#### EXERCISE REQUIREMENTS
Look over the lines below. Report each one that includes the string "type".

#### PROVIDED DATA
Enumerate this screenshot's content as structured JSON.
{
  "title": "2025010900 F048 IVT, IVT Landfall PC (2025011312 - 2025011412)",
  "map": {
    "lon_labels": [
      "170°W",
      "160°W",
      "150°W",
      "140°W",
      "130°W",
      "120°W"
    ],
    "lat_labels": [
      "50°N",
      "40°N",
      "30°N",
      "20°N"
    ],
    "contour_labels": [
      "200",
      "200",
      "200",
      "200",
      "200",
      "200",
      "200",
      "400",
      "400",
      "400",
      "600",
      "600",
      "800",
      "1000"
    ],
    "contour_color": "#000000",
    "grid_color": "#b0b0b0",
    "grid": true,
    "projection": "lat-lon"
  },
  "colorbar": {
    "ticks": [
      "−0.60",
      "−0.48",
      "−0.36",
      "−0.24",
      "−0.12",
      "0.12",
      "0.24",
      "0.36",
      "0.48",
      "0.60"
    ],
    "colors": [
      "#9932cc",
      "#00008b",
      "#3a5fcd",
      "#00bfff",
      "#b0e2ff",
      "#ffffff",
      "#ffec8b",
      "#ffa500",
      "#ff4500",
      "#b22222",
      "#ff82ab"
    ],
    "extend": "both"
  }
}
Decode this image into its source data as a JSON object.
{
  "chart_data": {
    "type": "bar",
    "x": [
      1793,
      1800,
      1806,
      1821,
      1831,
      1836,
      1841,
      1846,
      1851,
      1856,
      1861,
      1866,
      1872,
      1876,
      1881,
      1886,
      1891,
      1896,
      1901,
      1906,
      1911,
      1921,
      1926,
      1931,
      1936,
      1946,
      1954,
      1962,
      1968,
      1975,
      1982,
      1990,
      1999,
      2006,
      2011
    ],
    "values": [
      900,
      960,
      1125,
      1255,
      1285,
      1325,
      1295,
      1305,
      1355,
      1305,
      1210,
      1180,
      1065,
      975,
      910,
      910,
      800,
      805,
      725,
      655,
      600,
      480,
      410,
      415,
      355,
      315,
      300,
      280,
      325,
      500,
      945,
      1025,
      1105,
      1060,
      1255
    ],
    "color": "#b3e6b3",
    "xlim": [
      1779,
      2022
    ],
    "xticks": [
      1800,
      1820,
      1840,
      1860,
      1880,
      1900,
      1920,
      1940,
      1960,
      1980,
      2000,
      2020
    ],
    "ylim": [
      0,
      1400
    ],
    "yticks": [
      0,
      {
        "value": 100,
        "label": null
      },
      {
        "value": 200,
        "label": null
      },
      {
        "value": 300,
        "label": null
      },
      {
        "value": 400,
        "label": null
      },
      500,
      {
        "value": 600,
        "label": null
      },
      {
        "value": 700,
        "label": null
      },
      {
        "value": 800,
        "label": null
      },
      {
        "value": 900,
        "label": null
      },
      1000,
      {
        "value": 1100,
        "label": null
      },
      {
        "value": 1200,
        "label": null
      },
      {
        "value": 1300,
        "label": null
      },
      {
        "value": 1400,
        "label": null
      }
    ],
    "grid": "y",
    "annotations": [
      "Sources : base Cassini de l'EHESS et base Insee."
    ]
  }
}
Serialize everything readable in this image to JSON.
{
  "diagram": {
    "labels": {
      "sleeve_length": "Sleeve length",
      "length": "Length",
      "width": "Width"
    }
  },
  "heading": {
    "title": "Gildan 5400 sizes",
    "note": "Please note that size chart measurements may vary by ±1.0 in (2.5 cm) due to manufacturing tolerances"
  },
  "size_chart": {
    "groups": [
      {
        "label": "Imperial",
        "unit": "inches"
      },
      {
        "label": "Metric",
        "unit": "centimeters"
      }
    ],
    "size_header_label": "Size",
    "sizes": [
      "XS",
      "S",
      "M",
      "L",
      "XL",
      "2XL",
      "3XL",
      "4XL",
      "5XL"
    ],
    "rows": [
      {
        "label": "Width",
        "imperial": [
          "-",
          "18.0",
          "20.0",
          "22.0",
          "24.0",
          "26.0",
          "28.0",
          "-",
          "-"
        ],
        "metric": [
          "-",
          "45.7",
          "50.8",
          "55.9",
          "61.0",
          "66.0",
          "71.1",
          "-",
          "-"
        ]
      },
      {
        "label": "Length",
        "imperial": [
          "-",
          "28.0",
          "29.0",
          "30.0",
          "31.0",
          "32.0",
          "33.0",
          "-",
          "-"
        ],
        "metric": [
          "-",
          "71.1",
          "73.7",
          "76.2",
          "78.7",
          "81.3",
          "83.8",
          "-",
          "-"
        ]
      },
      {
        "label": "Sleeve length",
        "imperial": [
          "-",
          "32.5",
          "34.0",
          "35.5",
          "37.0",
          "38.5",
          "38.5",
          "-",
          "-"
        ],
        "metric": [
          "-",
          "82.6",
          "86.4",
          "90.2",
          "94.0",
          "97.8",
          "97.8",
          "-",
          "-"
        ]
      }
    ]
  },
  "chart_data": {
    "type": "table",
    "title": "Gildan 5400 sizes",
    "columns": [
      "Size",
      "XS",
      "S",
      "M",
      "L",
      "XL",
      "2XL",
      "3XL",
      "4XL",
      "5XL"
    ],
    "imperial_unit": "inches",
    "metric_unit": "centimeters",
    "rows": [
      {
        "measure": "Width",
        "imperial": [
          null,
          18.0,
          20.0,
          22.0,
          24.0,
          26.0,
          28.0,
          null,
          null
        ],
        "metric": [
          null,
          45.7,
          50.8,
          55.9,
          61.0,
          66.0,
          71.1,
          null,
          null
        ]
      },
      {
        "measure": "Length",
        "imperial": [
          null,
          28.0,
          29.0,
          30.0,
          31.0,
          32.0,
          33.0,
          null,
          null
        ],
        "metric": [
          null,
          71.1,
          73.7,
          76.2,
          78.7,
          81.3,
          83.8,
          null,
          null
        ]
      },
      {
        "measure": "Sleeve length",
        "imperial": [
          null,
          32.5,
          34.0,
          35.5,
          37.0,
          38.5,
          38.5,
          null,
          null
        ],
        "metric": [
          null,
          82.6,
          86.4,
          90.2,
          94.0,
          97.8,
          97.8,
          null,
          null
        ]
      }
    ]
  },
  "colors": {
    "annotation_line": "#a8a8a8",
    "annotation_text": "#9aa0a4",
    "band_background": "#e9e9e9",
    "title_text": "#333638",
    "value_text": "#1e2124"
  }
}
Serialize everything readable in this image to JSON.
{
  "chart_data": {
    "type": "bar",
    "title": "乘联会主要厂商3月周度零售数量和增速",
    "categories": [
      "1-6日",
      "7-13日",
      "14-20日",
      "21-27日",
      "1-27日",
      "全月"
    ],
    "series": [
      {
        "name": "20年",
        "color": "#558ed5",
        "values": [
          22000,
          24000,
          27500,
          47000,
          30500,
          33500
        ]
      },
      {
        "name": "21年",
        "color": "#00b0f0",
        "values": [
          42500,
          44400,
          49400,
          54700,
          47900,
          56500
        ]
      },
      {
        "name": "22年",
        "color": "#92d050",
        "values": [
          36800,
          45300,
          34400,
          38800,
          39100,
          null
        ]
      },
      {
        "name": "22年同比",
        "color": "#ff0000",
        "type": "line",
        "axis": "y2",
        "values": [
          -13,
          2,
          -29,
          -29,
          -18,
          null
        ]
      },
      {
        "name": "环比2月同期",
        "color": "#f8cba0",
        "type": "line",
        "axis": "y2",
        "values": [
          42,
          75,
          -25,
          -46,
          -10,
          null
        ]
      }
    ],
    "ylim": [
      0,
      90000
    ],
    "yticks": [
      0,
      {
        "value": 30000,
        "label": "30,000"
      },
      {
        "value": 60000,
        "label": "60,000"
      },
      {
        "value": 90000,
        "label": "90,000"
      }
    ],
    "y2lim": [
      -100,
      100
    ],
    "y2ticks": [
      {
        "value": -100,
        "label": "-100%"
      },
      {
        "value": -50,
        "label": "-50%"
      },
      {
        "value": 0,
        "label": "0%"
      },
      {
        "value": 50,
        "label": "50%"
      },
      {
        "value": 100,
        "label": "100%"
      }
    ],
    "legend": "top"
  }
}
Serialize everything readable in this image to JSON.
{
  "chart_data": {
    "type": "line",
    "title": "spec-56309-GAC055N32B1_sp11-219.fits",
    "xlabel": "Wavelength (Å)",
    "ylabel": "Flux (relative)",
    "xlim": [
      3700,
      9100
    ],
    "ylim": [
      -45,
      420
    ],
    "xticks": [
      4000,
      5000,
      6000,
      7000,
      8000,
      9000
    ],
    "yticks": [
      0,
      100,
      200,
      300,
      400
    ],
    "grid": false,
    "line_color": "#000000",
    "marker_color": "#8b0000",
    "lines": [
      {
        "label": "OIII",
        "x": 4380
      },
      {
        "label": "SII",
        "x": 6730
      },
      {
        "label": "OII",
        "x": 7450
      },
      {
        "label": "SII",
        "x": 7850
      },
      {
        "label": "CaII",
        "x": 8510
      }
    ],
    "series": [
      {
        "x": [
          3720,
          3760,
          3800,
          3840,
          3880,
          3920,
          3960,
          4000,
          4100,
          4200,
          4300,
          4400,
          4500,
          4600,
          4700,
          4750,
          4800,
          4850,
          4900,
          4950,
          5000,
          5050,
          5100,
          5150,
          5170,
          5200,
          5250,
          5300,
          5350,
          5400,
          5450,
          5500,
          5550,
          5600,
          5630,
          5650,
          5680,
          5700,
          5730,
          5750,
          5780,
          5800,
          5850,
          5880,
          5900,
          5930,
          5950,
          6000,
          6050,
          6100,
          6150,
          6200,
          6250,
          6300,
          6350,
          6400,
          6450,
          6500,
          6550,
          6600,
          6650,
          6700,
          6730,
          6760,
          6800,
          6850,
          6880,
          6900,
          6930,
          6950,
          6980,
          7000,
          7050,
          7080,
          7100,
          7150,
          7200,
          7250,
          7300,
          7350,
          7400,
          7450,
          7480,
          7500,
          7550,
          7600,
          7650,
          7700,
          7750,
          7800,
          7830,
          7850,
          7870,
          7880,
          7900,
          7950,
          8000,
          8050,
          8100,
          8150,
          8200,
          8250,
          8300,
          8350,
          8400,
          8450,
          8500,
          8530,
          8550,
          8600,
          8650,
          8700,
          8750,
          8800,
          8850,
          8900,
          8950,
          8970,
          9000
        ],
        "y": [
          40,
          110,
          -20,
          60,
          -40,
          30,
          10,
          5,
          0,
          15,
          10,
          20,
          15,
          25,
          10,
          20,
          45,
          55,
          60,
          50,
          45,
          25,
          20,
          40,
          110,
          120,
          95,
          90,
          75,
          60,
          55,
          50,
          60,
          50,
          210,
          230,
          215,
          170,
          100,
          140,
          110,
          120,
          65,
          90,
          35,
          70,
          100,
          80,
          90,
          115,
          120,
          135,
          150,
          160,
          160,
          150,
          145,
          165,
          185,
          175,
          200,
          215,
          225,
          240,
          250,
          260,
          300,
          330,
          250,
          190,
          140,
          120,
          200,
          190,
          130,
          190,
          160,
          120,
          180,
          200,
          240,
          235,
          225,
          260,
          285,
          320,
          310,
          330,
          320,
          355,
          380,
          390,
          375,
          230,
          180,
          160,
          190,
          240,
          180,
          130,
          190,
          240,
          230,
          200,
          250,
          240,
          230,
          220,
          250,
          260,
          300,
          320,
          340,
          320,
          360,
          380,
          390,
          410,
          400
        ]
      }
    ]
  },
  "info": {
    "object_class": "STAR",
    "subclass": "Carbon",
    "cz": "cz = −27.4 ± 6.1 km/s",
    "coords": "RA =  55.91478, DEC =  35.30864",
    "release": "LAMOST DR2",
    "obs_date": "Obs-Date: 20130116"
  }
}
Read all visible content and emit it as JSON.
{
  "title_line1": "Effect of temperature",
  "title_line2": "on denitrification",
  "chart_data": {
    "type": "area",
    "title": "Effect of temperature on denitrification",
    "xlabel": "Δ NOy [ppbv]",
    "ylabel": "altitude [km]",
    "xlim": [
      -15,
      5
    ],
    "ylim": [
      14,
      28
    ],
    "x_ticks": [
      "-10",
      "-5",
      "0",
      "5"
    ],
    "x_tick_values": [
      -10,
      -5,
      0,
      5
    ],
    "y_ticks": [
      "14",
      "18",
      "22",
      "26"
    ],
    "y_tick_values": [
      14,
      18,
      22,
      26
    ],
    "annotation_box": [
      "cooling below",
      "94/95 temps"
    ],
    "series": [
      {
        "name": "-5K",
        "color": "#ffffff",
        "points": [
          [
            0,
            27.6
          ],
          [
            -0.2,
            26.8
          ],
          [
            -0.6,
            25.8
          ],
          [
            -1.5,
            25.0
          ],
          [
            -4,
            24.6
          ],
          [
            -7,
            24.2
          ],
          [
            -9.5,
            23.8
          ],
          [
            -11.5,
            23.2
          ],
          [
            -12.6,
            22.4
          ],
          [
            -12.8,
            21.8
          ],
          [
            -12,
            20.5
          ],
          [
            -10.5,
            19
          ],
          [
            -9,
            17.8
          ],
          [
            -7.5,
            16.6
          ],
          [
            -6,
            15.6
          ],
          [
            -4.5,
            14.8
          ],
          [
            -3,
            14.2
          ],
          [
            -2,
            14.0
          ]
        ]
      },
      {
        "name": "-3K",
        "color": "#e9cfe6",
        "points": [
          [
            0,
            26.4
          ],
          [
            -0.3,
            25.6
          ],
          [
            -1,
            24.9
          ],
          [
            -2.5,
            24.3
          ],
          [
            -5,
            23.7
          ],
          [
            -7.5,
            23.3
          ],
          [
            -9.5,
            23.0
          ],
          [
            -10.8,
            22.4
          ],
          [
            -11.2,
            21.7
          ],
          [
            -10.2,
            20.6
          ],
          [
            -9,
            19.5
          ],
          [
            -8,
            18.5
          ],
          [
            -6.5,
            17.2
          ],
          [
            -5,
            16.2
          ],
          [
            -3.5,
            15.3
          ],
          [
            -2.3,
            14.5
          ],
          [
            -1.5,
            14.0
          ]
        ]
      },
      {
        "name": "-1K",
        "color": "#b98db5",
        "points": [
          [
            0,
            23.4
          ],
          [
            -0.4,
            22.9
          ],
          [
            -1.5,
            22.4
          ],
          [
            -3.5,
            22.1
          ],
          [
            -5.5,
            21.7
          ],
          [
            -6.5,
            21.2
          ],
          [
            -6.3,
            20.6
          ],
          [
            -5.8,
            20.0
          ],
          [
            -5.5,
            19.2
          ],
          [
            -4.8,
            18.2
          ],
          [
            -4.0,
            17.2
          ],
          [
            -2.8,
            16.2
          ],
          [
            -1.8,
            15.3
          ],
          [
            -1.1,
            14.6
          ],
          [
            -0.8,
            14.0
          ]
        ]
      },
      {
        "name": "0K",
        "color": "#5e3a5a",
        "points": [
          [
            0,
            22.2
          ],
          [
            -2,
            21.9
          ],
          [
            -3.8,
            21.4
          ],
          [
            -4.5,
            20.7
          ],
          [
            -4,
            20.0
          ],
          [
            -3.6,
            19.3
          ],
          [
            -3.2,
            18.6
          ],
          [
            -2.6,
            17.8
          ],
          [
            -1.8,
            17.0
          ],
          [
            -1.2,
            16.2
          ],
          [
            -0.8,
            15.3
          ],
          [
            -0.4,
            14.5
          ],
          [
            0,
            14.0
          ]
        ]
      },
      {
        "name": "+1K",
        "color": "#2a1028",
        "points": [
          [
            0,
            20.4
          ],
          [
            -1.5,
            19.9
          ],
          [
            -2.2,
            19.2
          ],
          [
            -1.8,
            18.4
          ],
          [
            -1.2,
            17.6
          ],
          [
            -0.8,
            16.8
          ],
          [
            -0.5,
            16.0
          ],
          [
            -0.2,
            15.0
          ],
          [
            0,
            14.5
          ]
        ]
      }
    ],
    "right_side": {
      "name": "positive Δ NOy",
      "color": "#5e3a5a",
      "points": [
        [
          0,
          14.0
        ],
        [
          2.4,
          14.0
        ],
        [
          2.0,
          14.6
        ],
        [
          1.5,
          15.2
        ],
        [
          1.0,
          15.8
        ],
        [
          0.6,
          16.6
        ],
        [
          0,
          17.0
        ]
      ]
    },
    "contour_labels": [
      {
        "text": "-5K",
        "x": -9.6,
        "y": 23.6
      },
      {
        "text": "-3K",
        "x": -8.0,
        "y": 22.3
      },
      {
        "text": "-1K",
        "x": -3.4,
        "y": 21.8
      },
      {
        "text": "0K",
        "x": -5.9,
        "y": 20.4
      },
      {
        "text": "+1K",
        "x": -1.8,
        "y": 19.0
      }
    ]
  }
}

#### SOLUTION
    "type": "bar",
    "type": "table",
    "type": "bar",
        "type": "line",
        "type": "line",
    "type": "line",
    "type": "area",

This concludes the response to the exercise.